╭─ DATASET EXTRACT

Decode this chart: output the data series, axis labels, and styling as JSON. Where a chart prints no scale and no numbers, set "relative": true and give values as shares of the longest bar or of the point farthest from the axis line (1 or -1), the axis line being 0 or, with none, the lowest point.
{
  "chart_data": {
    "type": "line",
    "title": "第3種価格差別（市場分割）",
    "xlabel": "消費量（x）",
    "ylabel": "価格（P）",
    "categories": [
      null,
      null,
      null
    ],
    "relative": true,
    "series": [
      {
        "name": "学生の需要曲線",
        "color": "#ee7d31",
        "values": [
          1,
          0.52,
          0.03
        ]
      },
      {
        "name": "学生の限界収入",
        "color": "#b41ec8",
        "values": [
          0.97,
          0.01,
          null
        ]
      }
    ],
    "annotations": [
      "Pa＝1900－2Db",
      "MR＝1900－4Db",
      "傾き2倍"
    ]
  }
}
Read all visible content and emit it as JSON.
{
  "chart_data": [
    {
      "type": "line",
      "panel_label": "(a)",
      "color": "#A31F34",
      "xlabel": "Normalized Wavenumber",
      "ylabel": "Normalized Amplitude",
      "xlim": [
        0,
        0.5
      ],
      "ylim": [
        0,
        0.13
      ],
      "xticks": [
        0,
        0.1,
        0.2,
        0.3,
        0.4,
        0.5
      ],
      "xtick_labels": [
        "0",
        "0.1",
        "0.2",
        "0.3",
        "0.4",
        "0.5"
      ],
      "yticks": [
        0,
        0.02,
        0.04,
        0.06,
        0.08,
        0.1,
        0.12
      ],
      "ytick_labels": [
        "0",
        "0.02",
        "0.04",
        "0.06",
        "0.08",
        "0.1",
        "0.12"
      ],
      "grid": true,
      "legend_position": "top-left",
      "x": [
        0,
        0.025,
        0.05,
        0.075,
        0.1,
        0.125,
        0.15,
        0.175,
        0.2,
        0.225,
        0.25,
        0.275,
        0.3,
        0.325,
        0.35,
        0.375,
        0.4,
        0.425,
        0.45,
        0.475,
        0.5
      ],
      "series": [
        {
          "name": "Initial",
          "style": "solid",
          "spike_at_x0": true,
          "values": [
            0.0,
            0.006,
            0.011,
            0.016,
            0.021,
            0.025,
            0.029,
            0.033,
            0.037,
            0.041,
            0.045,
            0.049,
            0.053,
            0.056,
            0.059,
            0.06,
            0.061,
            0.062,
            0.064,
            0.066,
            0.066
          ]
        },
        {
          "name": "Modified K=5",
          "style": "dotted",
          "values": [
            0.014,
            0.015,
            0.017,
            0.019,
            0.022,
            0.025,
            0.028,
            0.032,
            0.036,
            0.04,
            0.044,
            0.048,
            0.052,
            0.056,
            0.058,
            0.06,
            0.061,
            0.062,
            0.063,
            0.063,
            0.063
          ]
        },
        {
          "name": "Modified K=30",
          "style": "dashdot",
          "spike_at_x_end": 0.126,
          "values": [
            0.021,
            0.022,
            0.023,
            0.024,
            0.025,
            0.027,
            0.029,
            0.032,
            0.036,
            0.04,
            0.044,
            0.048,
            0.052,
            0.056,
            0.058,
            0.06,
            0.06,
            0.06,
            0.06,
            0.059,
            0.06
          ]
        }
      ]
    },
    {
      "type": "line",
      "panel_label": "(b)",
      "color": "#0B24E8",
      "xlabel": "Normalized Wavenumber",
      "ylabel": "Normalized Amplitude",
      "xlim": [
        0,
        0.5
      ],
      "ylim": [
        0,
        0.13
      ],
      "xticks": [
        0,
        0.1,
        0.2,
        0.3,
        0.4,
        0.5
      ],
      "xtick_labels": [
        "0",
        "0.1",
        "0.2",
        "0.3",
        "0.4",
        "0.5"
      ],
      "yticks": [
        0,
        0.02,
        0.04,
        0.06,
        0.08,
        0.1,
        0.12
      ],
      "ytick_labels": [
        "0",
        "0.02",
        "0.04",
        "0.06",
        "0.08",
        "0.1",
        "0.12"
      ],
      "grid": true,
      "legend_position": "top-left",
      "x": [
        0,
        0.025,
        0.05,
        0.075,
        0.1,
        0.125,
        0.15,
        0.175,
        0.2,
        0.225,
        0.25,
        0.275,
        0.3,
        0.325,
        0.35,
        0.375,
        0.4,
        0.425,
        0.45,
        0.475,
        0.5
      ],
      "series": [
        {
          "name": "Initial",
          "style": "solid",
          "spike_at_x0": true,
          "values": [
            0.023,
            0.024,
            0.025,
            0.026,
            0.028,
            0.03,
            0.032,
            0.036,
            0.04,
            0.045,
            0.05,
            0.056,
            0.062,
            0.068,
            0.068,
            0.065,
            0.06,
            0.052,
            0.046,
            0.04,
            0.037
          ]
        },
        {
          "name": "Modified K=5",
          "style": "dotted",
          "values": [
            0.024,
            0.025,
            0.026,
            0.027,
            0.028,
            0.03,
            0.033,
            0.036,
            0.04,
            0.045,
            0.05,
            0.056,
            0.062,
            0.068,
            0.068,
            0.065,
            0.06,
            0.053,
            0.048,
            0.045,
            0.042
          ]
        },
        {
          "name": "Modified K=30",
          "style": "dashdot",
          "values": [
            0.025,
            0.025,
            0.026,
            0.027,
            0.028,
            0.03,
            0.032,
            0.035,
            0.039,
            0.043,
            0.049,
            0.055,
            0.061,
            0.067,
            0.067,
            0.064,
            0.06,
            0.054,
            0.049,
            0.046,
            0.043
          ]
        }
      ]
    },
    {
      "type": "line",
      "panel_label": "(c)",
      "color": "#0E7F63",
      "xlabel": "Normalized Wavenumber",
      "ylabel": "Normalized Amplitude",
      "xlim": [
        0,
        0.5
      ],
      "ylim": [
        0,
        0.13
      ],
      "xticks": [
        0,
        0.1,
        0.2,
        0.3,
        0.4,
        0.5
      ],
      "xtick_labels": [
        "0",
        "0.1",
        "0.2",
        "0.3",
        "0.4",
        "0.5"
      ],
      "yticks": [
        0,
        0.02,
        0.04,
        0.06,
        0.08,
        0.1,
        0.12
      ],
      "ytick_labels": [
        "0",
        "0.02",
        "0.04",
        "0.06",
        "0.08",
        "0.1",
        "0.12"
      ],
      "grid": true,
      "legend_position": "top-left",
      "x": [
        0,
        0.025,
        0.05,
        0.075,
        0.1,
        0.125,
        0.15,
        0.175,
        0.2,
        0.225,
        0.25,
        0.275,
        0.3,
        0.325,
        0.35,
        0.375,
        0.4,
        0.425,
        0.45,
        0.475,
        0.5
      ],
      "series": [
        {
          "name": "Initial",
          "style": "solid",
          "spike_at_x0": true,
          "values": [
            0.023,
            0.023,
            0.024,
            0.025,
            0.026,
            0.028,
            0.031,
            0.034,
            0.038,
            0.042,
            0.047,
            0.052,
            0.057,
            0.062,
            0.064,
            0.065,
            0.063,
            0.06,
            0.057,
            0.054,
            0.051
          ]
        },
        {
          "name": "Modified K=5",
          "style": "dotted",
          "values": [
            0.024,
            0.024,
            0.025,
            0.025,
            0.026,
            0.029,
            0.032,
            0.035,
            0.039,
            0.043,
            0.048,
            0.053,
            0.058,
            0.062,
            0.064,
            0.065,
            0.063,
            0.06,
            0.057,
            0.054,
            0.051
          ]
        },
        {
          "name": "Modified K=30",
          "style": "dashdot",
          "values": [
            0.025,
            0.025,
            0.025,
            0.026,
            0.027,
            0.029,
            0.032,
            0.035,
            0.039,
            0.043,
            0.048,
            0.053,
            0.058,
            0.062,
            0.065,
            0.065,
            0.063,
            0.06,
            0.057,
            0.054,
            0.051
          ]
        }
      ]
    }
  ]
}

╰─

WRITTEN INSTRUCTION:
Return the entries above exactly, each one complete.

EXERCISE OUTPUT:
Decode this chart: output the data series, axis labels, and styling as JSON. Where a chart prints no scale and no numbers, set "relative": true and give values as shares of the longest bar or of the point farthest from the axis line (1 or -1), the axis line being 0 or, with none, the lowest point.
{
  "chart_data": {
    "type": "line",
    "title": "第3種価格差別（市場分割）",
    "xlabel": "消費量（x）",
    "ylabel": "価格（P）",
    "categories": [
      null,
      null,
      null
    ],
    "relative": true,
    "series": [
      {
        "name": "学生の需要曲線",
        "color": "#ee7d31",
        "values": [
          1,
          0.52,
          0.03
        ]
      },
      {
        "name": "学生の限界収入",
        "color": "#b41ec8",
        "values": [
          0.97,
          0.01,
          null
        ]
      }
    ],
    "annotations": [
      "Pa＝1900－2Db",
      "MR＝1900－4Db",
      "傾き2倍"
    ]
  }
}
Read all visible content and emit it as JSON.
{
  "chart_data": [
    {
      "type": "line",
      "panel_label": "(a)",
      "color": "#A31F34",
      "xlabel": "Normalized Wavenumber",
      "ylabel": "Normalized Amplitude",
      "xlim": [
        0,
        0.5
      ],
      "ylim": [
        0,
        0.13
      ],
      "xticks": [
        0,
        0.1,
        0.2,
        0.3,
        0.4,
        0.5
      ],
      "xtick_labels": [
        "0",
        "0.1",
        "0.2",
        "0.3",
        "0.4",
        "0.5"
      ],
      "yticks": [
        0,
        0.02,
        0.04,
        0.06,
        0.08,
        0.1,
        0.12
      ],
      "ytick_labels": [
        "0",
        "0.02",
        "0.04",
        "0.06",
        "0.08",
        "0.1",
        "0.12"
      ],
      "grid": true,
      "legend_position": "top-left",
      "x": [
        0,
        0.025,
        0.05,
        0.075,
        0.1,
        0.125,
        0.15,
        0.175,
        0.2,
        0.225,
        0.25,
        0.275,
        0.3,
        0.325,
        0.35,
        0.375,
        0.4,
        0.425,
        0.45,
        0.475,
        0.5
      ],
      "series": [
        {
          "name": "Initial",
          "style": "solid",
          "spike_at_x0": true,
          "values": [
            0.0,
            0.006,
            0.011,
            0.016,
            0.021,
            0.025,
            0.029,
            0.033,
            0.037,
            0.041,
            0.045,
            0.049,
            0.053,
            0.056,
            0.059,
            0.06,
            0.061,
            0.062,
            0.064,
            0.066,
            0.066
          ]
        },
        {
          "name": "Modified K=5",
          "style": "dotted",
          "values": [
            0.014,
            0.015,
            0.017,
            0.019,
            0.022,
            0.025,
            0.028,
            0.032,
            0.036,
            0.04,
            0.044,
            0.048,
            0.052,
            0.056,
            0.058,
            0.06,
            0.061,
            0.062,
            0.063,
            0.063,
            0.063
          ]
        },
        {
          "name": "Modified K=30",
          "style": "dashdot",
          "spike_at_x_end": 0.126,
          "values": [
            0.021,
            0.022,
            0.023,
            0.024,
            0.025,
            0.027,
            0.029,
            0.032,
            0.036,
            0.04,
            0.044,
            0.048,
            0.052,
            0.056,
            0.058,
            0.06,
            0.06,
            0.06,
            0.06,
            0.059,
            0.06
          ]
        }
      ]
    },
    {
      "type": "line",
      "panel_label": "(b)",
      "color": "#0B24E8",
      "xlabel": "Normalized Wavenumber",
      "ylabel": "Normalized Amplitude",
      "xlim": [
        0,
        0.5
      ],
      "ylim": [
        0,
        0.13
      ],
      "xticks": [
        0,
        0.1,
        0.2,
        0.3,
        0.4,
        0.5
      ],
      "xtick_labels": [
        "0",
        "0.1",
        "0.2",
        "0.3",
        "0.4",
        "0.5"
      ],
      "yticks": [
        0,
        0.02,
        0.04,
        0.06,
        0.08,
        0.1,
        0.12
      ],
      "ytick_labels": [
        "0",
        "0.02",
        "0.04",
        "0.06",
        "0.08",
        "0.1",
        "0.12"
      ],
      "grid": true,
      "legend_position": "top-left",
      "x": [
        0,
        0.025,
        0.05,
        0.075,
        0.1,
        0.125,
        0.15,
        0.175,
        0.2,
        0.225,
        0.25,
        0.275,
        0.3,
        0.325,
        0.35,
        0.375,
        0.4,
        0.425,
        0.45,
        0.475,
        0.5
      ],
      "series": [
        {
          "name": "Initial",
          "style": "solid",
          "spike_at_x0": true,
          "values": [
            0.023,
            0.024,
            0.025,
            0.026,
            0.028,
            0.03,
            0.032,
            0.036,
            0.04,
            0.045,
            0.05,
            0.056,
            0.062,
            0.068,
            0.068,
            0.065,
            0.06,
            0.052,
            0.046,
            0.04,
            0.037
          ]
        },
        {
          "name": "Modified K=5",
          "style": "dotted",
          "values": [
            0.024,
            0.025,
            0.026,
            0.027,
            0.028,
            0.03,
            0.033,
            0.036,
            0.04,
            0.045,
            0.05,
            0.056,
            0.062,
            0.068,
            0.068,
            0.065,
            0.06,
            0.053,
            0.048,
            0.045,
            0.042
          ]
        },
        {
          "name": "Modified K=30",
          "style": "dashdot",
          "values": [
            0.025,
            0.025,
            0.026,
            0.027,
            0.028,
            0.03,
            0.032,
            0.035,
            0.039,
            0.043,
            0.049,
            0.055,
            0.061,
            0.067,
            0.067,
            0.064,
            0.06,
            0.054,
            0.049,
            0.046,
            0.043
          ]
        }
      ]
    },
    {
      "type": "line",
      "panel_label": "(c)",
      "color": "#0E7F63",
      "xlabel": "Normalized Wavenumber",
      "ylabel": "Normalized Amplitude",
      "xlim": [
        0,
        0.5
      ],
      "ylim": [
        0,
        0.13
      ],
      "xticks": [
        0,
        0.1,
        0.2,
        0.3,
        0.4,
        0.5
      ],
      "xtick_labels": [
        "0",
        "0.1",
        "0.2",
        "0.3",
        "0.4",
        "0.5"
      ],
      "yticks": [
        0,
        0.02,
        0.04,
        0.06,
        0.08,
        0.1,
        0.12
      ],
      "ytick_labels": [
        "0",
        "0.02",
        "0.04",
        "0.06",
        "0.08",
        "0.1",
        "0.12"
      ],
      "grid": true,
      "legend_position": "top-left",
      "x": [
        0,
        0.025,
        0.05,
        0.075,
        0.1,
        0.125,
        0.15,
        0.175,
        0.2,
        0.225,
        0.25,
        0.275,
        0.3,
        0.325,
        0.35,
        0.375,
        0.4,
        0.425,
        0.45,
        0.475,
        0.5
      ],
      "series": [
        {
          "name": "Initial",
          "style": "solid",
          "spike_at_x0": true,
          "values": [
            0.023,
            0.023,
            0.024,
            0.025,
            0.026,
            0.028,
            0.031,
            0.034,
            0.038,
            0.042,
            0.047,
            0.052,
            0.057,
            0.062,
            0.064,
            0.065,
            0.063,
            0.06,
            0.057,
            0.054,
            0.051
          ]
        },
        {
          "name": "Modified K=5",
          "style": "dotted",
          "values": [
            0.024,
            0.024,
            0.025,
            0.025,
            0.026,
            0.029,
            0.032,
            0.035,
            0.039,
            0.043,
            0.048,
            0.053,
            0.058,
            0.062,
            0.064,
            0.065,
            0.063,
            0.06,
            0.057,
            0.054,
            0.051
          ]
        },
        {
          "name": "Modified K=30",
          "style": "dashdot",
          "values": [
            0.025,
            0.025,
            0.025,
            0.026,
            0.027,
            0.029,
            0.032,
            0.035,
            0.039,
            0.043,
            0.048,
            0.053,
            0.058,
            0.062,
            0.065,
            0.065,
            0.063,
            0.06,
            0.057,
            0.054,
            0.051
          ]
        }
      ]
    }
  ]
}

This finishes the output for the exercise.